Stored items

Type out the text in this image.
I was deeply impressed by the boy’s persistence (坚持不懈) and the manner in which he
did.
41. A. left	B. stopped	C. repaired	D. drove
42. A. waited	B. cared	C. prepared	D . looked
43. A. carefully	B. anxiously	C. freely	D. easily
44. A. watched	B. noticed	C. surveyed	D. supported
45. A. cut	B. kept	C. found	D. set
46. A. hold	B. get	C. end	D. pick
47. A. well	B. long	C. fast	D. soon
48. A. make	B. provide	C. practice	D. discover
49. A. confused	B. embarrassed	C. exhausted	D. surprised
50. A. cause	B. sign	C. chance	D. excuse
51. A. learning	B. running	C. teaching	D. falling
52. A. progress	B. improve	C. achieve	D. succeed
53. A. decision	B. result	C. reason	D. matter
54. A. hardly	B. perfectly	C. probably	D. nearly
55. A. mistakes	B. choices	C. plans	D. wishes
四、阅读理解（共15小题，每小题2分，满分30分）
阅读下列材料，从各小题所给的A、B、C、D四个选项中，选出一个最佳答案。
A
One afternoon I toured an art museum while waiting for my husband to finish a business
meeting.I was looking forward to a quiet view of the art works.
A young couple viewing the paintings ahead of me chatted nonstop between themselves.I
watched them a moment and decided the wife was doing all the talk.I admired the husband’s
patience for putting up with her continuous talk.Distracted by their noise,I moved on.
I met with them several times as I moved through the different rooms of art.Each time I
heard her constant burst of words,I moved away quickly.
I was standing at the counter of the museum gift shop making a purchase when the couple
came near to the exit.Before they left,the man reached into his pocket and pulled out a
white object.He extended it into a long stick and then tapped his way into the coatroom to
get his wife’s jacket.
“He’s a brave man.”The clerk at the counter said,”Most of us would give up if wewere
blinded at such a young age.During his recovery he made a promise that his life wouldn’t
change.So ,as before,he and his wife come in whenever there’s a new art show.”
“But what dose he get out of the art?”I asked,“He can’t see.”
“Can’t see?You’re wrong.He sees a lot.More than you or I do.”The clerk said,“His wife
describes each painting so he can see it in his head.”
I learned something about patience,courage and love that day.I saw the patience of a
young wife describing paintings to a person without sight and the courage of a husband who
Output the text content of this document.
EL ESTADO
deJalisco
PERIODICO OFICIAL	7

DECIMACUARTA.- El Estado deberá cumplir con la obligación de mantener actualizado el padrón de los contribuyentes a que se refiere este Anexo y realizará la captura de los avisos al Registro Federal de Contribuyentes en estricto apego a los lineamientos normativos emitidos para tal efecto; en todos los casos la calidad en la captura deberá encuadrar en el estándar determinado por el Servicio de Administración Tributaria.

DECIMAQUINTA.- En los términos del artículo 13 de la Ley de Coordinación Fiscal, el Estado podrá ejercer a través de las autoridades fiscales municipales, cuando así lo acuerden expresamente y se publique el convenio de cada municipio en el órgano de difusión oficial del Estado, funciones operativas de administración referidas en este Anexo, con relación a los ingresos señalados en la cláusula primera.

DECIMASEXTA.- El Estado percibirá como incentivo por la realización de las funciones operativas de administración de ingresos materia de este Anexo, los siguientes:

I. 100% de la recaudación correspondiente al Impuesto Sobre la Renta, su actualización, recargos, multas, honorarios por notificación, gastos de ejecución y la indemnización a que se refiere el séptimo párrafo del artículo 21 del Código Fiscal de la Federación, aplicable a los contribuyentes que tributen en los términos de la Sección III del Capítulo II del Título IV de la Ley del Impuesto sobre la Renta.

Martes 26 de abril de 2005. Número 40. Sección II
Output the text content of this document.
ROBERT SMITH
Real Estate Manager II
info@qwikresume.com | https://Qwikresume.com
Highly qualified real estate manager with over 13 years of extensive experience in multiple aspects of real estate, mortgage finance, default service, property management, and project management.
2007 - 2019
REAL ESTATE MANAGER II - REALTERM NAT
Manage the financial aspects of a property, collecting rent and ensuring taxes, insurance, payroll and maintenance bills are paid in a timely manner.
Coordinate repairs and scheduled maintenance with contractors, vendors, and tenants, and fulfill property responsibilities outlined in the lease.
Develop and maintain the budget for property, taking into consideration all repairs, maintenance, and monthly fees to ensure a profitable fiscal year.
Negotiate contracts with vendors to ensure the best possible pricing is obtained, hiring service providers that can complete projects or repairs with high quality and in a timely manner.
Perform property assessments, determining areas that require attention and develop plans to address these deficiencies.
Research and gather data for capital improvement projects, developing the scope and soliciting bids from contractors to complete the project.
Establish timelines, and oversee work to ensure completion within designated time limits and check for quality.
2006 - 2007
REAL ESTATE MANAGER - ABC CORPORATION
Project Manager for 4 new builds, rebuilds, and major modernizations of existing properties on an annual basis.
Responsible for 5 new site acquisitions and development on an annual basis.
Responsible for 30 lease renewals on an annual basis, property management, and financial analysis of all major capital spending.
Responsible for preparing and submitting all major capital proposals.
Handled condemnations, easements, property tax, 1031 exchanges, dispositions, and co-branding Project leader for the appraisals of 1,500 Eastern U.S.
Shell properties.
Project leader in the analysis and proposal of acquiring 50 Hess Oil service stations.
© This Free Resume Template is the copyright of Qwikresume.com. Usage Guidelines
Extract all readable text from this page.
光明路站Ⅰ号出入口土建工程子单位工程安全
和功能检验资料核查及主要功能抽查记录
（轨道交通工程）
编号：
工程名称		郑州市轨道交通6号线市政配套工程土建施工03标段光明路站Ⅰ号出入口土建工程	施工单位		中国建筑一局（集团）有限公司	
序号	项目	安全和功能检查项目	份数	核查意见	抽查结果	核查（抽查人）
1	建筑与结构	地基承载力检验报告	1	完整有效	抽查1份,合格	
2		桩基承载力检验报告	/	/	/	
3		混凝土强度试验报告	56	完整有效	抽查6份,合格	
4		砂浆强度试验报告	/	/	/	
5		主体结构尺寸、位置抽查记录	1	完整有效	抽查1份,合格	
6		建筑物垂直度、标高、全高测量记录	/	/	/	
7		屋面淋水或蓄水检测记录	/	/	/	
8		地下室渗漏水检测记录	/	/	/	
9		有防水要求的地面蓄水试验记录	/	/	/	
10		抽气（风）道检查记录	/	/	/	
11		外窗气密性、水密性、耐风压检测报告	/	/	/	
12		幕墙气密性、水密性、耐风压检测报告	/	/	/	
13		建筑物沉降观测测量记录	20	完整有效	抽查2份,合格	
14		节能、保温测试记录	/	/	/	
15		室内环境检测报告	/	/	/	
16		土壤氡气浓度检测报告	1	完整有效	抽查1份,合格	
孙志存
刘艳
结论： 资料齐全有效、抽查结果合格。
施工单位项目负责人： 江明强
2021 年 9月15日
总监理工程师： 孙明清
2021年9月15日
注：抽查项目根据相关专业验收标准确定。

To be done =
Go back to the listing above and please repeat it exactly.

Answer to the exercise =
Type out the text in this image.
I was deeply impressed by the boy’s persistence (坚持不懈) and the manner in which he
did.
41. A. left	B. stopped	C. repaired	D. drove
42. A. waited	B. cared	C. prepared	D . looked
43. A. carefully	B. anxiously	C. freely	D. easily
44. A. watched	B. noticed	C. surveyed	D. supported
45. A. cut	B. kept	C. found	D. set
46. A. hold	B. get	C. end	D. pick
47. A. well	B. long	C. fast	D. soon
48. A. make	B. provide	C. practice	D. discover
49. A. confused	B. embarrassed	C. exhausted	D. surprised
50. A. cause	B. sign	C. chance	D. excuse
51. A. learning	B. running	C. teaching	D. falling
52. A. progress	B. improve	C. achieve	D. succeed
53. A. decision	B. result	C. reason	D. matter
54. A. hardly	B. perfectly	C. probably	D. nearly
55. A. mistakes	B. choices	C. plans	D. wishes
四、阅读理解（共15小题，每小题2分，满分30分）
阅读下列材料，从各小题所给的A、B、C、D四个选项中，选出一个最佳答案。
A
One afternoon I toured an art museum while waiting for my husband to finish a business
meeting.I was looking forward to a quiet view of the art works.
A young couple viewing the paintings ahead of me chatted nonstop between themselves.I
watched them a moment and decided the wife was doing all the talk.I admired the husband’s
patience for putting up with her continuous talk.Distracted by their noise,I moved on.
I met with them several times as I moved through the different rooms of art.Each time I
heard her constant burst of words,I moved away quickly.
I was standing at the counter of the museum gift shop making a purchase when the couple
came near to the exit.Before they left,the man reached into his pocket and pulled out a
white object.He extended it into a long stick and then tapped his way into the coatroom to
get his wife’s jacket.
“He’s a brave man.”The clerk at the counter said,”Most of us would give up if wewere
blinded at such a young age.During his recovery he made a promise that his life wouldn’t
change.So ,as before,he and his wife come in whenever there’s a new art show.”
“But what dose he get out of the art?”I asked,“He can’t see.”
“Can’t see?You’re wrong.He sees a lot.More than you or I do.”The clerk said,“His wife
describes each painting so he can see it in his head.”
I learned something about patience,courage and love that day.I saw the patience of a
young wife describing paintings to a person without sight and the courage of a husband who
Output the text content of this document.
EL ESTADO
deJalisco
PERIODICO OFICIAL	7

DECIMACUARTA.- El Estado deberá cumplir con la obligación de mantener actualizado el padrón de los contribuyentes a que se refiere este Anexo y realizará la captura de los avisos al Registro Federal de Contribuyentes en estricto apego a los lineamientos normativos emitidos para tal efecto; en todos los casos la calidad en la captura deberá encuadrar en el estándar determinado por el Servicio de Administración Tributaria.

DECIMAQUINTA.- En los términos del artículo 13 de la Ley de Coordinación Fiscal, el Estado podrá ejercer a través de las autoridades fiscales municipales, cuando así lo acuerden expresamente y se publique el convenio de cada municipio en el órgano de difusión oficial del Estado, funciones operativas de administración referidas en este Anexo, con relación a los ingresos señalados en la cláusula primera.

DECIMASEXTA.- El Estado percibirá como incentivo por la realización de las funciones operativas de administración de ingresos materia de este Anexo, los siguientes:

I. 100% de la recaudación correspondiente al Impuesto Sobre la Renta, su actualización, recargos, multas, honorarios por notificación, gastos de ejecución y la indemnización a que se refiere el séptimo párrafo del artículo 21 del Código Fiscal de la Federación, aplicable a los contribuyentes que tributen en los términos de la Sección III del Capítulo II del Título IV de la Ley del Impuesto sobre la Renta.

Martes 26 de abril de 2005. Número 40. Sección II
Output the text content of this document.
ROBERT SMITH
Real Estate Manager II
info@qwikresume.com | https://Qwikresume.com
Highly qualified real estate manager with over 13 years of extensive experience in multiple aspects of real estate, mortgage finance, default service, property management, and project management.
2007 - 2019
REAL ESTATE MANAGER II - REALTERM NAT
Manage the financial aspects of a property, collecting rent and ensuring taxes, insurance, payroll and maintenance bills are paid in a timely manner.
Coordinate repairs and scheduled maintenance with contractors, vendors, and tenants, and fulfill property responsibilities outlined in the lease.
Develop and maintain the budget for property, taking into consideration all repairs, maintenance, and monthly fees to ensure a profitable fiscal year.
Negotiate contracts with vendors to ensure the best possible pricing is obtained, hiring service providers that can complete projects or repairs with high quality and in a timely manner.
Perform property assessments, determining areas that require attention and develop plans to address these deficiencies.
Research and gather data for capital improvement projects, developing the scope and soliciting bids from contractors to complete the project.
Establish timelines, and oversee work to ensure completion within designated time limits and check for quality.
2006 - 2007
REAL ESTATE MANAGER - ABC CORPORATION
Project Manager for 4 new builds, rebuilds, and major modernizations of existing properties on an annual basis.
Responsible for 5 new site acquisitions and development on an annual basis.
Responsible for 30 lease renewals on an annual basis, property management, and financial analysis of all major capital spending.
Responsible for preparing and submitting all major capital proposals.
Handled condemnations, easements, property tax, 1031 exchanges, dispositions, and co-branding Project leader for the appraisals of 1,500 Eastern U.S.
Shell properties.
Project leader in the analysis and proposal of acquiring 50 Hess Oil service stations.
© This Free Resume Template is the copyright of Qwikresume.com. Usage Guidelines
Extract all readable text from this page.
光明路站Ⅰ号出入口土建工程子单位工程安全
和功能检验资料核查及主要功能抽查记录
（轨道交通工程）
编号：
工程名称		郑州市轨道交通6号线市政配套工程土建施工03标段光明路站Ⅰ号出入口土建工程	施工单位		中国建筑一局（集团）有限公司	
序号	项目	安全和功能检查项目	份数	核查意见	抽查结果	核查（抽查人）
1	建筑与结构	地基承载力检验报告	1	完整有效	抽查1份,合格	
2		桩基承载力检验报告	/	/	/	
3		混凝土强度试验报告	56	完整有效	抽查6份,合格	
4		砂浆强度试验报告	/	/	/	
5		主体结构尺寸、位置抽查记录	1	完整有效	抽查1份,合格	
6		建筑物垂直度、标高、全高测量记录	/	/	/	
7		屋面淋水或蓄水检测记录	/	/	/	
8		地下室渗漏水检测记录	/	/	/	
9		有防水要求的地面蓄水试验记录	/	/	/	
10		抽气（风）道检查记录	/	/	/	
11		外窗气密性、水密性、耐风压检测报告	/	/	/	
12		幕墙气密性、水密性、耐风压检测报告	/	/	/	
13		建筑物沉降观测测量记录	20	完整有效	抽查2份,合格	
14		节能、保温测试记录	/	/	/	
15		室内环境检测报告	/	/	/	
16		土壤氡气浓度检测报告	1	完整有效	抽查1份,合格	
孙志存
刘艳
结论： 资料齐全有效、抽查结果合格。
施工单位项目负责人： 江明强
2021 年 9月15日
总监理工程师： 孙明清
2021年9月15日
注：抽查项目根据相关专业验收标准确定。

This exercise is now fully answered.